(Records for the exercise):

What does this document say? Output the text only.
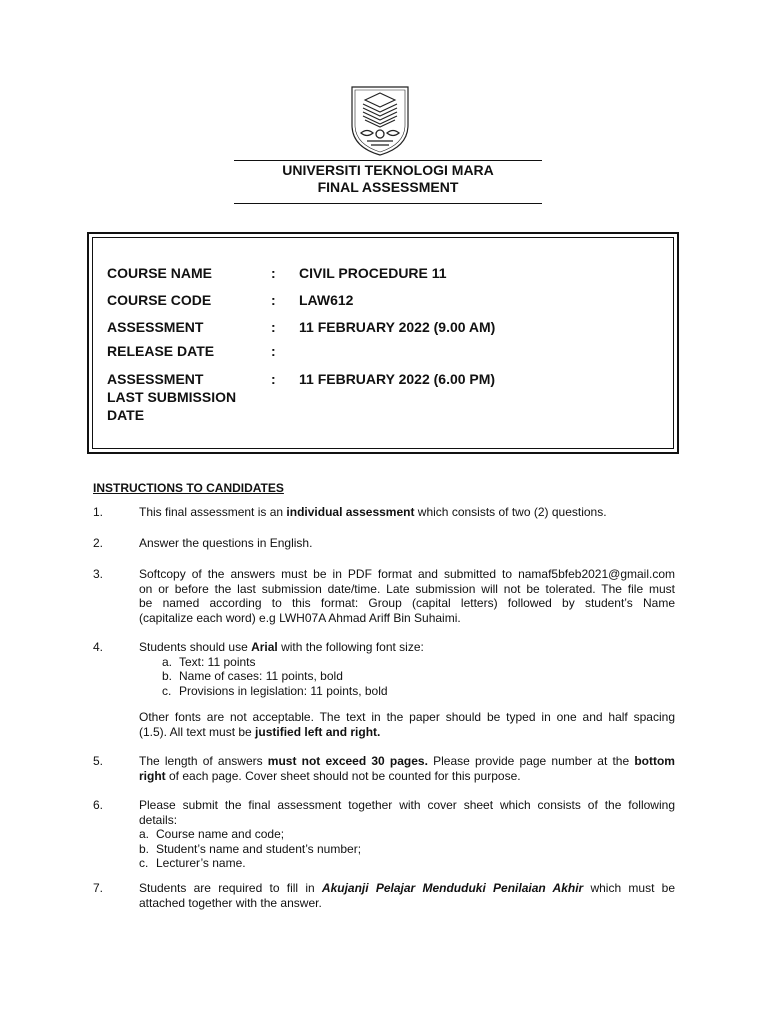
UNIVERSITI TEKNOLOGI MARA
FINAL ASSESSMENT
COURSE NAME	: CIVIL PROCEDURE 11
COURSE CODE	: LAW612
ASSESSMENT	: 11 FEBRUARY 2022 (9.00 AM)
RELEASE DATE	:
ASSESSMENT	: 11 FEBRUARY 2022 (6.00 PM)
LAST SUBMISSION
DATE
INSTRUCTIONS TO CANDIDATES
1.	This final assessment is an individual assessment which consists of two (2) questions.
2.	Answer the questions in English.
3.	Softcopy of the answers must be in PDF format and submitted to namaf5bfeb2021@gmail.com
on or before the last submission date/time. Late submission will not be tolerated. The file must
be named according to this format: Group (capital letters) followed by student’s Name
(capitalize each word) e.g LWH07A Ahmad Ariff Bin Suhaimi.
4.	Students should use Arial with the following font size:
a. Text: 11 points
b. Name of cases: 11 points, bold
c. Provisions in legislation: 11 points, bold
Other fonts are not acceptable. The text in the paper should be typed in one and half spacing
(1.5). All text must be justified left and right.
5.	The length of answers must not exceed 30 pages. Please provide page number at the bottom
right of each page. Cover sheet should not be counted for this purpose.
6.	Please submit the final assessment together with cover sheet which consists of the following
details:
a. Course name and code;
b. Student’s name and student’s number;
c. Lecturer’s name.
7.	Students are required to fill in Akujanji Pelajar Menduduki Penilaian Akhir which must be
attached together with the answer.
--
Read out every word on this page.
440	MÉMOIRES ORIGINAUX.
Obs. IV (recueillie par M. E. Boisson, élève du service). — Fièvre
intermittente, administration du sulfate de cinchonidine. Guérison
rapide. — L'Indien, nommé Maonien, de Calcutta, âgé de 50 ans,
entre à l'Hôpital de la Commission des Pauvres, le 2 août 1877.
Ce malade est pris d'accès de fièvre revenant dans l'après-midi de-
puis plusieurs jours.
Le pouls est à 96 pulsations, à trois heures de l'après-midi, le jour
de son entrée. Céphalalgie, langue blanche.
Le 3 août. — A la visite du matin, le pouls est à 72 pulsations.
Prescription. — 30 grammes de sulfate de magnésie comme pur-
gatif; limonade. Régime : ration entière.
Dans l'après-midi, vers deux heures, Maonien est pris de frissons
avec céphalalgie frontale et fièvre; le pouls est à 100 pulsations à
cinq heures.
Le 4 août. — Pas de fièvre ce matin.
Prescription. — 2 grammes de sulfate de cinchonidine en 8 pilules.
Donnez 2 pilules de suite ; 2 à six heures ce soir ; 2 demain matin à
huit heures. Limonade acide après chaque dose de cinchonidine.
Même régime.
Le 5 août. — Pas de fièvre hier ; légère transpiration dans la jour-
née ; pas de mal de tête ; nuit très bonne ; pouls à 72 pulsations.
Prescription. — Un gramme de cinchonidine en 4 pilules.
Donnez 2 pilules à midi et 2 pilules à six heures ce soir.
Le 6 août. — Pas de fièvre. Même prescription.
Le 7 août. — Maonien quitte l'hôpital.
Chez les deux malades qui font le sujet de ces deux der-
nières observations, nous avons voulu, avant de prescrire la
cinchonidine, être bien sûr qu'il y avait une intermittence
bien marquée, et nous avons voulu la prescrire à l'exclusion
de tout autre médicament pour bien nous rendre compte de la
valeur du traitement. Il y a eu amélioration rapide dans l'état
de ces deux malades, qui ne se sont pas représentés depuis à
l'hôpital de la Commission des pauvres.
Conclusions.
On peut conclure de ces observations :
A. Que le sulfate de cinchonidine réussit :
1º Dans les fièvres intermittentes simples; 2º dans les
---
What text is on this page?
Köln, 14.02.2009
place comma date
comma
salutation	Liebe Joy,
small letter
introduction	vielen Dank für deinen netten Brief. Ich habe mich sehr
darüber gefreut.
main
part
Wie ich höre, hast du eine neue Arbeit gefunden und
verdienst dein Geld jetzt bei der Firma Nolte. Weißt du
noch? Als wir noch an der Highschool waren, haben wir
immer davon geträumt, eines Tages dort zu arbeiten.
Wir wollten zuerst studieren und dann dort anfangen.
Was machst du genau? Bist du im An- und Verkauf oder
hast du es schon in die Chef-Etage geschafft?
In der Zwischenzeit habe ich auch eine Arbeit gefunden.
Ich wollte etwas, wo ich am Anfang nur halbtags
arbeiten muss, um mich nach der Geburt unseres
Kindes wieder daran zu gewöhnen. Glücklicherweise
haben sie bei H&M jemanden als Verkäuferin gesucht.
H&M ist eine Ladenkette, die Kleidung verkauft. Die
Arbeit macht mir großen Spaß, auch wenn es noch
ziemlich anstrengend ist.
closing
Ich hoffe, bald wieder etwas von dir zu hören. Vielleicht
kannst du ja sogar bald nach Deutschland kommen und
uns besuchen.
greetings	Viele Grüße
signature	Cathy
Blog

(What to do): In the entries above, count every line containing the word "page". Write only the total.

(Solution for this task): 4